Write each line out exactly, leaving none out.

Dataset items
* start *
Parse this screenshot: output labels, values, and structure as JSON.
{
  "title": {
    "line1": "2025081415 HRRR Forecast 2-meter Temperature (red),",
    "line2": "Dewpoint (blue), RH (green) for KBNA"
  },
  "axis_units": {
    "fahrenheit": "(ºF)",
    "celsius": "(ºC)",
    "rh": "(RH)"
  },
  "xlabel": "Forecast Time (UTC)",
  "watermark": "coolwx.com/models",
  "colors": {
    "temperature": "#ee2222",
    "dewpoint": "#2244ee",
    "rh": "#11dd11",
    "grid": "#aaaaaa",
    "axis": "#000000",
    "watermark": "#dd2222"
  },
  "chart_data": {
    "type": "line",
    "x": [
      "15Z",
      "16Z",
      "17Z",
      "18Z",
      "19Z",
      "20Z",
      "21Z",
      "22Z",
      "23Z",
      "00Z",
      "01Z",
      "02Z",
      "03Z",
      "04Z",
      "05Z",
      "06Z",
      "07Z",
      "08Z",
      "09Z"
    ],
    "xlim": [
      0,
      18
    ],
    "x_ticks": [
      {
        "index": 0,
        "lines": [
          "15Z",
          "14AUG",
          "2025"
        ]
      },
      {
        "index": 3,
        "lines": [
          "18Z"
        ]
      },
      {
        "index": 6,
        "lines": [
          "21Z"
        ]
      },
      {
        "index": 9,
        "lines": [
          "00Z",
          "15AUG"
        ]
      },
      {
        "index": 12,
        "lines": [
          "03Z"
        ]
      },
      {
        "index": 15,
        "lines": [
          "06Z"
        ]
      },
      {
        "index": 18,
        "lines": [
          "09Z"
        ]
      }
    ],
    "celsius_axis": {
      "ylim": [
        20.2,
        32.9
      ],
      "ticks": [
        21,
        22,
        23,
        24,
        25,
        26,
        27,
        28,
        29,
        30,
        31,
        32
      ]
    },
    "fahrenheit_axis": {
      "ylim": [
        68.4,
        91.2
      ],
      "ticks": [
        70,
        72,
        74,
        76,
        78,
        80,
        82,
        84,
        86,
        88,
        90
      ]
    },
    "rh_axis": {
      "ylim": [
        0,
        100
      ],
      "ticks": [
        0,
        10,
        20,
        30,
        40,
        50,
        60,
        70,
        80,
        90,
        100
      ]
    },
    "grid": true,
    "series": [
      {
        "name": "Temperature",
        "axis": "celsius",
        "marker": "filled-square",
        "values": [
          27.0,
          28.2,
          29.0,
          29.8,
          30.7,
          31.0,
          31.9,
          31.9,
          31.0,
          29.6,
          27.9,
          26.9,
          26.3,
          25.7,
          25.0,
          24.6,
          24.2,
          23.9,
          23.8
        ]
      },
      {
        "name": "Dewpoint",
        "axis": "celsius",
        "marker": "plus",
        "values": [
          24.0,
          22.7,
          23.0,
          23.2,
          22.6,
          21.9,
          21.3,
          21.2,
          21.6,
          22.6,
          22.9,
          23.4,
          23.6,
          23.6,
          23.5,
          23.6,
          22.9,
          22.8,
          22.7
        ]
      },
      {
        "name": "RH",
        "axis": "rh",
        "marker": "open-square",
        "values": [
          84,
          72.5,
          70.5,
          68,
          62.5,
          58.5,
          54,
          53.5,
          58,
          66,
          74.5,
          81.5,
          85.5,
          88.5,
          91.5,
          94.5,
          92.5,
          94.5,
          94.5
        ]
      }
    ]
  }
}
* end *
▶ [TASK RESULT]
Parse this screenshot: output labels, values, and structure as JSON.
{
  "title": {
    "line1": "2025081415 HRRR Forecast 2-meter Temperature (red),",
    "line2": "Dewpoint (blue), RH (green) for KBNA"
  },
  "axis_units": {
    "fahrenheit": "(ºF)",
    "celsius": "(ºC)",
    "rh": "(RH)"
  },
  "xlabel": "Forecast Time (UTC)",
  "watermark": "coolwx.com/models",
  "colors": {
    "temperature": "#ee2222",
    "dewpoint": "#2244ee",
    "rh": "#11dd11",
    "grid": "#aaaaaa",
    "axis": "#000000",
    "watermark": "#dd2222"
  },
  "chart_data": {
    "type": "line",
    "x": [
      "15Z",
      "16Z",
      "17Z",
      "18Z",
      "19Z",
      "20Z",
      "21Z",
      "22Z",
      "23Z",
      "00Z",
      "01Z",
      "02Z",
      "03Z",
      "04Z",
      "05Z",
      "06Z",
      "07Z",
      "08Z",
      "09Z"
    ],
    "xlim": [
      0,
      18
    ],
    "x_ticks": [
      {
        "index": 0,
        "lines": [
          "15Z",
          "14AUG",
          "2025"
        ]
      },
      {
        "index": 3,
        "lines": [
          "18Z"
        ]
      },
      {
        "index": 6,
        "lines": [
          "21Z"
        ]
      },
      {
        "index": 9,
        "lines": [
          "00Z",
          "15AUG"
        ]
      },
      {
        "index": 12,
        "lines": [
          "03Z"
        ]
      },
      {
        "index": 15,
        "lines": [
          "06Z"
        ]
      },
      {
        "index": 18,
        "lines": [
          "09Z"
        ]
      }
    ],
    "celsius_axis": {
      "ylim": [
        20.2,
        32.9
      ],
      "ticks": [
        21,
        22,
        23,
        24,
        25,
        26,
        27,
        28,
        29,
        30,
        31,
        32
      ]
    },
    "fahrenheit_axis": {
      "ylim": [
        68.4,
        91.2
      ],
      "ticks": [
        70,
        72,
        74,
        76,
        78,
        80,
        82,
        84,
        86,
        88,
        90
      ]
    },
    "rh_axis": {
      "ylim": [
        0,
        100
      ],
      "ticks": [
        0,
        10,
        20,
        30,
        40,
        50,
        60,
        70,
        80,
        90,
        100
      ]
    },
    "grid": true,
    "series": [
      {
        "name": "Temperature",
        "axis": "celsius",
        "marker": "filled-square",
        "values": [
          27.0,
          28.2,
          29.0,
          29.8,
          30.7,
          31.0,
          31.9,
          31.9,
          31.0,
          29.6,
          27.9,
          26.9,
          26.3,
          25.7,
          25.0,
          24.6,
          24.2,
          23.9,
          23.8
        ]
      },
      {
        "name": "Dewpoint",
        "axis": "celsius",
        "marker": "plus",
        "values": [
          24.0,
          22.7,
          23.0,
          23.2,
          22.6,
          21.9,
          21.3,
          21.2,
          21.6,
          22.6,
          22.9,
          23.4,
          23.6,
          23.6,
          23.5,
          23.6,
          22.9,
          22.8,
          22.7
        ]
      },
      {
        "name": "RH",
        "axis": "rh",
        "marker": "open-square",
        "values": [
          84,
          72.5,
          70.5,
          68,
          62.5,
          58.5,
          54,
          53.5,
          58,
          66,
          74.5,
          81.5,
          85.5,
          88.5,
          91.5,
          94.5,
          92.5,
          94.5,
          94.5
        ]
      }
    ]
  }
}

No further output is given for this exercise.